Where a line below holds the string "title", copy that line.

**Material provided:**

========================================================================

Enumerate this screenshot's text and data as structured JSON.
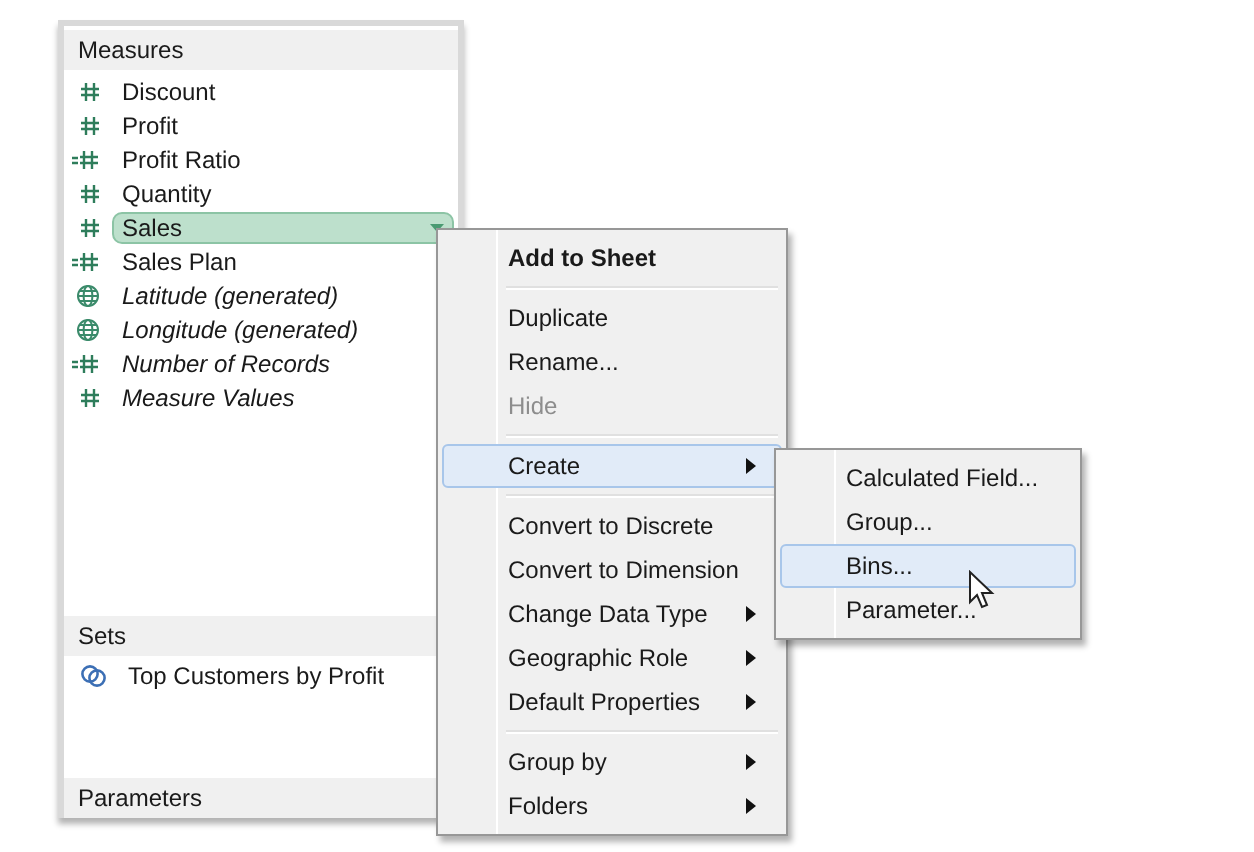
{
  "measures": {
    "title": "Measures",
    "items": [
      {
        "label": "Discount",
        "kind": "number",
        "generated": false,
        "selected": false
      },
      {
        "label": "Profit",
        "kind": "number",
        "generated": false,
        "selected": false
      },
      {
        "label": "Profit Ratio",
        "kind": "calc",
        "generated": false,
        "selected": false
      },
      {
        "label": "Quantity",
        "kind": "number",
        "generated": false,
        "selected": false
      },
      {
        "label": "Sales",
        "kind": "number",
        "generated": false,
        "selected": true
      },
      {
        "label": "Sales Plan",
        "kind": "calc",
        "generated": false,
        "selected": false
      },
      {
        "label": "Latitude (generated)",
        "kind": "geo",
        "generated": true,
        "selected": false
      },
      {
        "label": "Longitude (generated)",
        "kind": "geo",
        "generated": true,
        "selected": false
      },
      {
        "label": "Number of Records",
        "kind": "calc",
        "generated": true,
        "selected": false
      },
      {
        "label": "Measure Values",
        "kind": "number",
        "generated": true,
        "selected": false
      }
    ]
  },
  "sets": {
    "title": "Sets",
    "items": [
      {
        "label": "Top Customers by Profit"
      }
    ]
  },
  "parameters": {
    "title": "Parameters"
  },
  "context_menu": {
    "items": [
      {
        "kind": "item",
        "label": "Add to Sheet",
        "default": true,
        "disabled": false,
        "selected": false,
        "submenu": false
      },
      {
        "kind": "separator"
      },
      {
        "kind": "item",
        "label": "Duplicate",
        "default": false,
        "disabled": false,
        "selected": false,
        "submenu": false
      },
      {
        "kind": "item",
        "label": "Rename...",
        "default": false,
        "disabled": false,
        "selected": false,
        "submenu": false
      },
      {
        "kind": "item",
        "label": "Hide",
        "default": false,
        "disabled": true,
        "selected": false,
        "submenu": false
      },
      {
        "kind": "separator"
      },
      {
        "kind": "item",
        "label": "Create",
        "default": false,
        "disabled": false,
        "selected": true,
        "submenu": true
      },
      {
        "kind": "separator"
      },
      {
        "kind": "item",
        "label": "Convert to Discrete",
        "default": false,
        "disabled": false,
        "selected": false,
        "submenu": false
      },
      {
        "kind": "item",
        "label": "Convert to Dimension",
        "default": false,
        "disabled": false,
        "selected": false,
        "submenu": false
      },
      {
        "kind": "item",
        "label": "Change Data Type",
        "default": false,
        "disabled": false,
        "selected": false,
        "submenu": true
      },
      {
        "kind": "item",
        "label": "Geographic Role",
        "default": false,
        "disabled": false,
        "selected": false,
        "submenu": true
      },
      {
        "kind": "item",
        "label": "Default Properties",
        "default": false,
        "disabled": false,
        "selected": false,
        "submenu": true
      },
      {
        "kind": "separator"
      },
      {
        "kind": "item",
        "label": "Group by",
        "default": false,
        "disabled": false,
        "selected": false,
        "submenu": true
      },
      {
        "kind": "item",
        "label": "Folders",
        "default": false,
        "disabled": false,
        "selected": false,
        "submenu": true
      }
    ]
  },
  "submenu": {
    "items": [
      {
        "label": "Calculated Field...",
        "selected": false
      },
      {
        "label": "Group...",
        "selected": false
      },
      {
        "label": "Bins...",
        "selected": true
      },
      {
        "label": "Parameter...",
        "selected": false
      }
    ]
  }
}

========================================================================

**Final answer:**
    "title": "Measures",
    "title": "Sets",
    "title": "Parameters"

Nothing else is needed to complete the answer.